(Items listed in a dataset)
* * *

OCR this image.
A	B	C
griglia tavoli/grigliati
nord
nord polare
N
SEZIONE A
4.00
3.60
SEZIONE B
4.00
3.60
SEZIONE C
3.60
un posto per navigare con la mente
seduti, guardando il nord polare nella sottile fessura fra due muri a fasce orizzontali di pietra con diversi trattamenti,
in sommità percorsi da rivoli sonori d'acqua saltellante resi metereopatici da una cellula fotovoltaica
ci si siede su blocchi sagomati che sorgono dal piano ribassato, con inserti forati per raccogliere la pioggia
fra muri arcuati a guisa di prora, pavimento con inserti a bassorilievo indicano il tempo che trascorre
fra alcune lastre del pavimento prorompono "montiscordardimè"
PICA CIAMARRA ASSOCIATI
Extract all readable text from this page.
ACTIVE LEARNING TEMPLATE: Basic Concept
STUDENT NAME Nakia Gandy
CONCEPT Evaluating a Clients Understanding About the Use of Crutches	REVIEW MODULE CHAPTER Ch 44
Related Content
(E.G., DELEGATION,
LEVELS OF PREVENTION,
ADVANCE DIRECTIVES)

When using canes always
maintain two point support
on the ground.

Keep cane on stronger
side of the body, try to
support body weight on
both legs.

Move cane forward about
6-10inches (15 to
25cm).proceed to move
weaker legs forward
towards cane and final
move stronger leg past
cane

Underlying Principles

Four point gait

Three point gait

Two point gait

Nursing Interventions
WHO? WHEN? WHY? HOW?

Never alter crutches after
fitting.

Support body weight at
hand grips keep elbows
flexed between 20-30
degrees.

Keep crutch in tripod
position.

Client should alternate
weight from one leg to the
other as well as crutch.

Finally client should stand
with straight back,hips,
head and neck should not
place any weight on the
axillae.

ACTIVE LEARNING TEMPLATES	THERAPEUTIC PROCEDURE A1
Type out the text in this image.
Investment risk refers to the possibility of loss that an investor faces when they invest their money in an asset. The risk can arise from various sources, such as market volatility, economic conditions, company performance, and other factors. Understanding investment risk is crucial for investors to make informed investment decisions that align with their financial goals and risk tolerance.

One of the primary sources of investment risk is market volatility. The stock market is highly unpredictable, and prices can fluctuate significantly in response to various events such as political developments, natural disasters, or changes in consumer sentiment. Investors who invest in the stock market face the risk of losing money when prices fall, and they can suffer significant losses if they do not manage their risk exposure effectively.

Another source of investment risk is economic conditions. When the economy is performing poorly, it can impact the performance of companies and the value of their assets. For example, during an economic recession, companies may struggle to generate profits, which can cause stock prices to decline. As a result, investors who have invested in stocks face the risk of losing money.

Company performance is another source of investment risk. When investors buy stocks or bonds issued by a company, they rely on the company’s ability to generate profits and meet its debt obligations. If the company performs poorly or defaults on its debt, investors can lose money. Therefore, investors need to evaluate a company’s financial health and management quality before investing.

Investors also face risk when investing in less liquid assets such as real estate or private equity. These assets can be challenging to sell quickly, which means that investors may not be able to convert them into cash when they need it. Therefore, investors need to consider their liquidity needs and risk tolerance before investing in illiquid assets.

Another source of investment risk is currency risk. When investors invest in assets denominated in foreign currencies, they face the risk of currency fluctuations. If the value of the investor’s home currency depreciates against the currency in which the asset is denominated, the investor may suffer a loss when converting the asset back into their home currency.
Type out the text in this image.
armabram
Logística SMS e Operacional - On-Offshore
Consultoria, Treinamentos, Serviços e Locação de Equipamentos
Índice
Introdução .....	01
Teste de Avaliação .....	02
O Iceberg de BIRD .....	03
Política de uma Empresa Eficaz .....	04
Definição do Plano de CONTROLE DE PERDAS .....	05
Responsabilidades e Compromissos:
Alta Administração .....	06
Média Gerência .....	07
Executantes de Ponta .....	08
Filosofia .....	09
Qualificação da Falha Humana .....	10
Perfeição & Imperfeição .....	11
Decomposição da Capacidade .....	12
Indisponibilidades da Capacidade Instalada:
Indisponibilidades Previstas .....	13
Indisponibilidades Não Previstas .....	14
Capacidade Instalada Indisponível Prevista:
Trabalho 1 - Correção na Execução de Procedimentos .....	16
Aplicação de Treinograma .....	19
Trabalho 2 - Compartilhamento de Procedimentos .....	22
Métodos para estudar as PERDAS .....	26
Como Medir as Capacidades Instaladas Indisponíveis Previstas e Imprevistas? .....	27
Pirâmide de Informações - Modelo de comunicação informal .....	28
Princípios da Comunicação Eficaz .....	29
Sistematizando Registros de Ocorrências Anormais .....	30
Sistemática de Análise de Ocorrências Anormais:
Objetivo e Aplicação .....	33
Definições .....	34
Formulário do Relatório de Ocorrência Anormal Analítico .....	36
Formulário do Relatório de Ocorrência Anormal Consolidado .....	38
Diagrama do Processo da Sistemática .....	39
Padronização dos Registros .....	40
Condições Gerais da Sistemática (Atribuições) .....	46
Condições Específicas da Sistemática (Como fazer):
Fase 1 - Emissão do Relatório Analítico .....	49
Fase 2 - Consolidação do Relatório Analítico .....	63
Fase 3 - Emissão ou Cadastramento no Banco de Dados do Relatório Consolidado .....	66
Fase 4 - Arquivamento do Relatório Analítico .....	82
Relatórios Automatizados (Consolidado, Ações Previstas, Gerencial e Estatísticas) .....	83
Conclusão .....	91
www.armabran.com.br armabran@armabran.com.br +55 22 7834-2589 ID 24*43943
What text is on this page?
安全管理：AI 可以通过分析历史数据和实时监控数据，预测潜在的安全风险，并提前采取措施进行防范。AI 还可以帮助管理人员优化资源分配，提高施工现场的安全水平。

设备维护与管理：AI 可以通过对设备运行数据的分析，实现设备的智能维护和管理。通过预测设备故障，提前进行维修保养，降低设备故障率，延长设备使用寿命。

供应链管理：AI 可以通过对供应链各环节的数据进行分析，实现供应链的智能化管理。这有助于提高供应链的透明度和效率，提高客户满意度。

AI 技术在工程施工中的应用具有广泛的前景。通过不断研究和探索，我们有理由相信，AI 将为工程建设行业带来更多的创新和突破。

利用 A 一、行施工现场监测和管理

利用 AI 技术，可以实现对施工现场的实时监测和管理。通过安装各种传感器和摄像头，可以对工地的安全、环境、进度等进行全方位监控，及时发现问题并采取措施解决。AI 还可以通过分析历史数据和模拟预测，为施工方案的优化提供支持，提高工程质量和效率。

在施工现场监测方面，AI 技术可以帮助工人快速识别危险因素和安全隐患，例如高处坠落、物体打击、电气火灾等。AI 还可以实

* * *

▸ Requirements
Give back exactly the lines beginning at the one with "What text is on this page?" and ending at the final line of the material; both boundary lines belong in it.

▸ Response for this exercise
What text is on this page?
安全管理：AI 可以通过分析历史数据和实时监控数据，预测潜在的安全风险，并提前采取措施进行防范。AI 还可以帮助管理人员优化资源分配，提高施工现场的安全水平。

设备维护与管理：AI 可以通过对设备运行数据的分析，实现设备的智能维护和管理。通过预测设备故障，提前进行维修保养，降低设备故障率，延长设备使用寿命。

供应链管理：AI 可以通过对供应链各环节的数据进行分析，实现供应链的智能化管理。这有助于提高供应链的透明度和效率，提高客户满意度。

AI 技术在工程施工中的应用具有广泛的前景。通过不断研究和探索，我们有理由相信，AI 将为工程建设行业带来更多的创新和突破。

利用 A 一、行施工现场监测和管理

利用 AI 技术，可以实现对施工现场的实时监测和管理。通过安装各种传感器和摄像头，可以对工地的安全、环境、进度等进行全方位监控，及时发现问题并采取措施解决。AI 还可以通过分析历史数据和模拟预测，为施工方案的优化提供支持，提高工程质量和效率。

在施工现场监测方面，AI 技术可以帮助工人快速识别危险因素和安全隐患，例如高处坠落、物体打击、电气火灾等。AI 还可以实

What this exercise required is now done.